▶ _EXERCISE_
Repeat the data word for word. Do not include the pictures.

start

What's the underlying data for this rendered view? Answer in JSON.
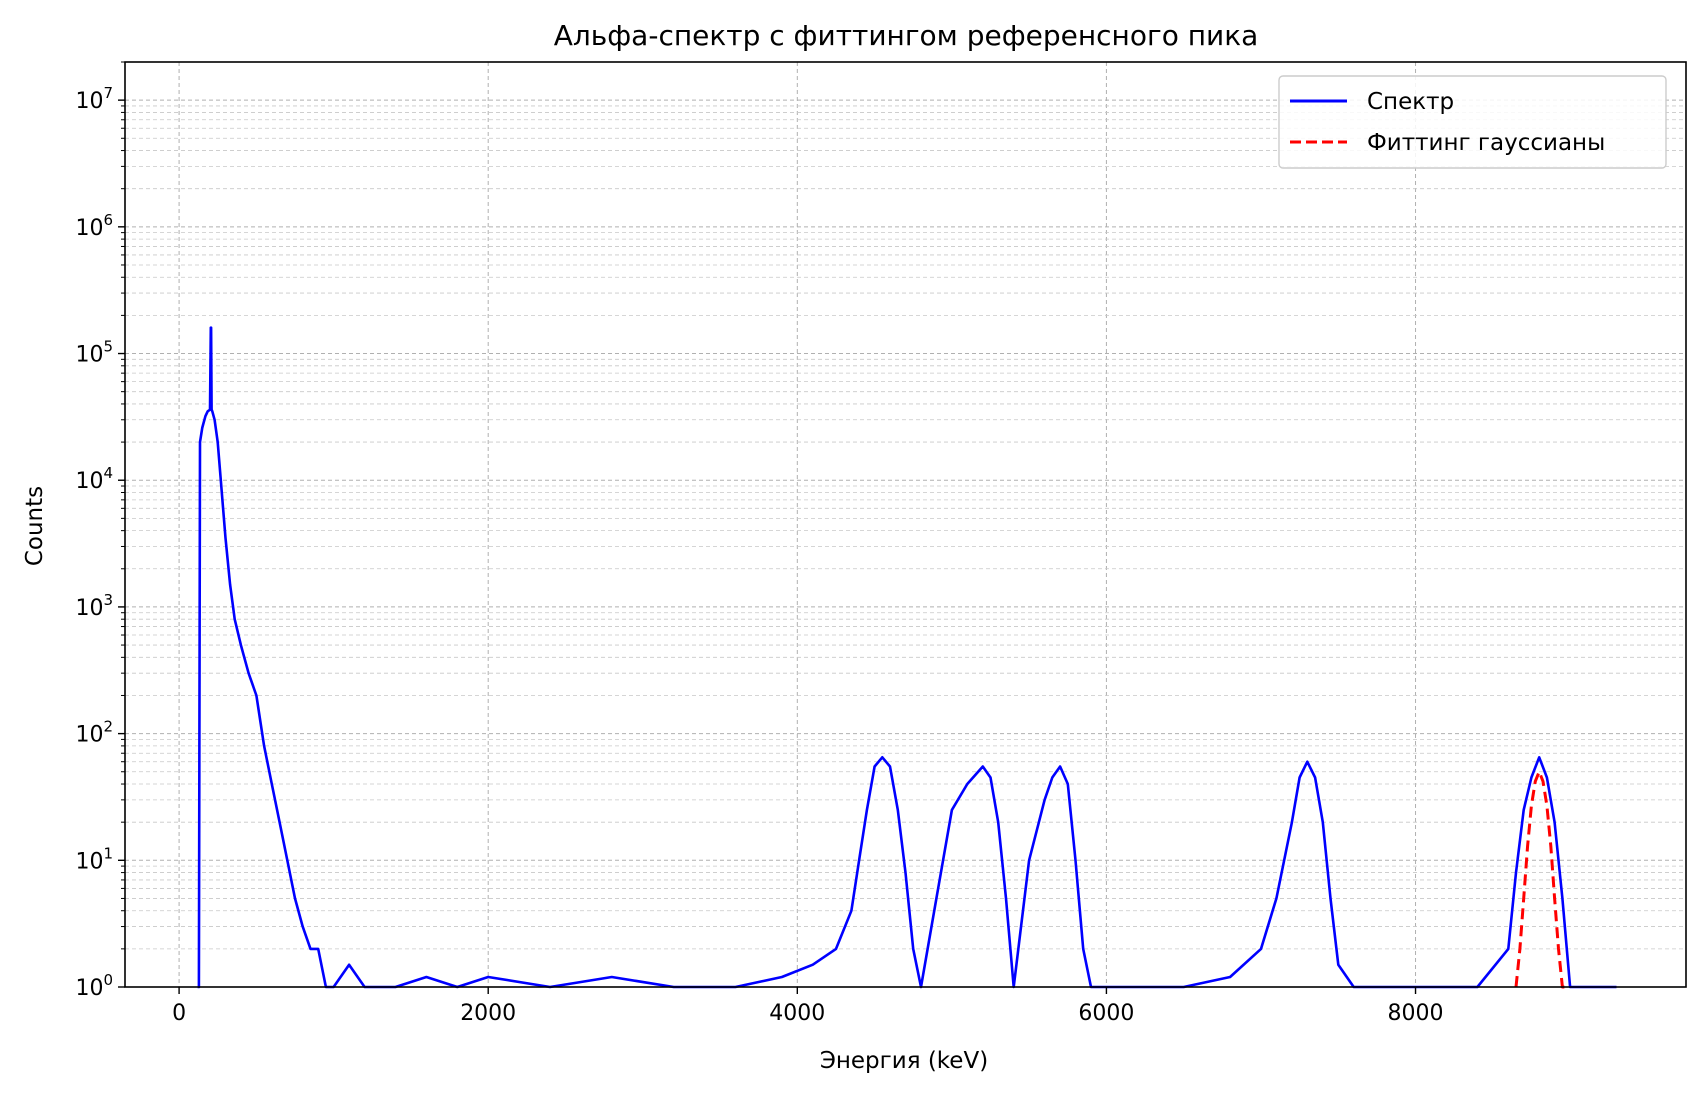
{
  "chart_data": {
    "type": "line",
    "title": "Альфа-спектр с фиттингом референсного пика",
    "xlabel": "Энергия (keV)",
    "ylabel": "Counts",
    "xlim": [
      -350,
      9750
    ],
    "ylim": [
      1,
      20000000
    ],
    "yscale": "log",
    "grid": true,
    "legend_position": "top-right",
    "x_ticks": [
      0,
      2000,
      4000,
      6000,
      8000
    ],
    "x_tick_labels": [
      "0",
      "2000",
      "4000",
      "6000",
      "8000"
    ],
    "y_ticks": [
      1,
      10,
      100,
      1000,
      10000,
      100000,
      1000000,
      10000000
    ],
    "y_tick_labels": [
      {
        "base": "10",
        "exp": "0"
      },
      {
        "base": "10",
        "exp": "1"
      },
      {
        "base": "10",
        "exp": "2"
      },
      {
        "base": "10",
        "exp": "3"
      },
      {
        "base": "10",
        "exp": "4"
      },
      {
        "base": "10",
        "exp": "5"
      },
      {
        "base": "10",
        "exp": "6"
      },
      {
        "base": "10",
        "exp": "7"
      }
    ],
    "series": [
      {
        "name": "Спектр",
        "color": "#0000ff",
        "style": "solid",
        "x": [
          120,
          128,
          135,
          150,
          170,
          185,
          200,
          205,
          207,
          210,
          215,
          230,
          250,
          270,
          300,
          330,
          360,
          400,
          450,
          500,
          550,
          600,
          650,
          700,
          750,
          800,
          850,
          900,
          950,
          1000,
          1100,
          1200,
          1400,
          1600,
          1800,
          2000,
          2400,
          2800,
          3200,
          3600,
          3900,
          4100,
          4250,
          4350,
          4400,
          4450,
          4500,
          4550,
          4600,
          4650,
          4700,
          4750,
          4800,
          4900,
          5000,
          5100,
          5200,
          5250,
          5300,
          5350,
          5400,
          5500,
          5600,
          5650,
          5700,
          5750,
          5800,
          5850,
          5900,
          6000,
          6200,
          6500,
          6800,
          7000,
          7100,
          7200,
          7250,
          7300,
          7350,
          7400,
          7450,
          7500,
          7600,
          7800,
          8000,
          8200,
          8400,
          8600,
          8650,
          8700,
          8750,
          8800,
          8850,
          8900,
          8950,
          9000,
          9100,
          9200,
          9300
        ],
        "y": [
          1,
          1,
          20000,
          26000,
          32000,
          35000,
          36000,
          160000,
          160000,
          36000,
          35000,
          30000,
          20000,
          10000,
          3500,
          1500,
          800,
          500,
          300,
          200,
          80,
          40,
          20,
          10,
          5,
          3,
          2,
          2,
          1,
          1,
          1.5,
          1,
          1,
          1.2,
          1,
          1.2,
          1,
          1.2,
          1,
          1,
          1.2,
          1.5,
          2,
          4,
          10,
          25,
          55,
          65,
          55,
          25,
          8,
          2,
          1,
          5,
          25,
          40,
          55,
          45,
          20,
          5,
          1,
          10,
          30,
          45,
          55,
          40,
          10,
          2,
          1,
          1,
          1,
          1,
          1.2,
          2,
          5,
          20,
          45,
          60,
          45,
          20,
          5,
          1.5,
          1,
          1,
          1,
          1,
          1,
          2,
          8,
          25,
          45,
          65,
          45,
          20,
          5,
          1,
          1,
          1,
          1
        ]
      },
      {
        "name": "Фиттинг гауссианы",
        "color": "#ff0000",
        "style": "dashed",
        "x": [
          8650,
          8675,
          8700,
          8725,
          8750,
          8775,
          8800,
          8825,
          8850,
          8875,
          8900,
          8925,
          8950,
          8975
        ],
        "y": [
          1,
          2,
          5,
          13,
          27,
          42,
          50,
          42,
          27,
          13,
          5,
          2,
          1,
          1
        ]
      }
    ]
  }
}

end

▶ _SOLUTION FOR THIS PROBLEM_
What's the underlying data for this rendered view? Answer in JSON.
{
  "chart_data": {
    "type": "line",
    "title": "Альфа-спектр с фиттингом референсного пика",
    "xlabel": "Энергия (keV)",
    "ylabel": "Counts",
    "xlim": [
      -350,
      9750
    ],
    "ylim": [
      1,
      20000000
    ],
    "yscale": "log",
    "grid": true,
    "legend_position": "top-right",
    "x_ticks": [
      0,
      2000,
      4000,
      6000,
      8000
    ],
    "x_tick_labels": [
      "0",
      "2000",
      "4000",
      "6000",
      "8000"
    ],
    "y_ticks": [
      1,
      10,
      100,
      1000,
      10000,
      100000,
      1000000,
      10000000
    ],
    "y_tick_labels": [
      {
        "base": "10",
        "exp": "0"
      },
      {
        "base": "10",
        "exp": "1"
      },
      {
        "base": "10",
        "exp": "2"
      },
      {
        "base": "10",
        "exp": "3"
      },
      {
        "base": "10",
        "exp": "4"
      },
      {
        "base": "10",
        "exp": "5"
      },
      {
        "base": "10",
        "exp": "6"
      },
      {
        "base": "10",
        "exp": "7"
      }
    ],
    "series": [
      {
        "name": "Спектр",
        "color": "#0000ff",
        "style": "solid",
        "x": [
          120,
          128,
          135,
          150,
          170,
          185,
          200,
          205,
          207,
          210,
          215,
          230,
          250,
          270,
          300,
          330,
          360,
          400,
          450,
          500,
          550,
          600,
          650,
          700,
          750,
          800,
          850,
          900,
          950,
          1000,
          1100,
          1200,
          1400,
          1600,
          1800,
          2000,
          2400,
          2800,
          3200,
          3600,
          3900,
          4100,
          4250,
          4350,
          4400,
          4450,
          4500,
          4550,
          4600,
          4650,
          4700,
          4750,
          4800,
          4900,
          5000,
          5100,
          5200,
          5250,
          5300,
          5350,
          5400,
          5500,
          5600,
          5650,
          5700,
          5750,
          5800,
          5850,
          5900,
          6000,
          6200,
          6500,
          6800,
          7000,
          7100,
          7200,
          7250,
          7300,
          7350,
          7400,
          7450,
          7500,
          7600,
          7800,
          8000,
          8200,
          8400,
          8600,
          8650,
          8700,
          8750,
          8800,
          8850,
          8900,
          8950,
          9000,
          9100,
          9200,
          9300
        ],
        "y": [
          1,
          1,
          20000,
          26000,
          32000,
          35000,
          36000,
          160000,
          160000,
          36000,
          35000,
          30000,
          20000,
          10000,
          3500,
          1500,
          800,
          500,
          300,
          200,
          80,
          40,
          20,
          10,
          5,
          3,
          2,
          2,
          1,
          1,
          1.5,
          1,
          1,
          1.2,
          1,
          1.2,
          1,
          1.2,
          1,
          1,
          1.2,
          1.5,
          2,
          4,
          10,
          25,
          55,
          65,
          55,
          25,
          8,
          2,
          1,
          5,
          25,
          40,
          55,
          45,
          20,
          5,
          1,
          10,
          30,
          45,
          55,
          40,
          10,
          2,
          1,
          1,
          1,
          1,
          1.2,
          2,
          5,
          20,
          45,
          60,
          45,
          20,
          5,
          1.5,
          1,
          1,
          1,
          1,
          1,
          2,
          8,
          25,
          45,
          65,
          45,
          20,
          5,
          1,
          1,
          1,
          1
        ]
      },
      {
        "name": "Фиттинг гауссианы",
        "color": "#ff0000",
        "style": "dashed",
        "x": [
          8650,
          8675,
          8700,
          8725,
          8750,
          8775,
          8800,
          8825,
          8850,
          8875,
          8900,
          8925,
          8950,
          8975
        ],
        "y": [
          1,
          2,
          5,
          13,
          27,
          42,
          50,
          42,
          27,
          13,
          5,
          2,
          1,
          1
        ]
      }
    ]
  }
}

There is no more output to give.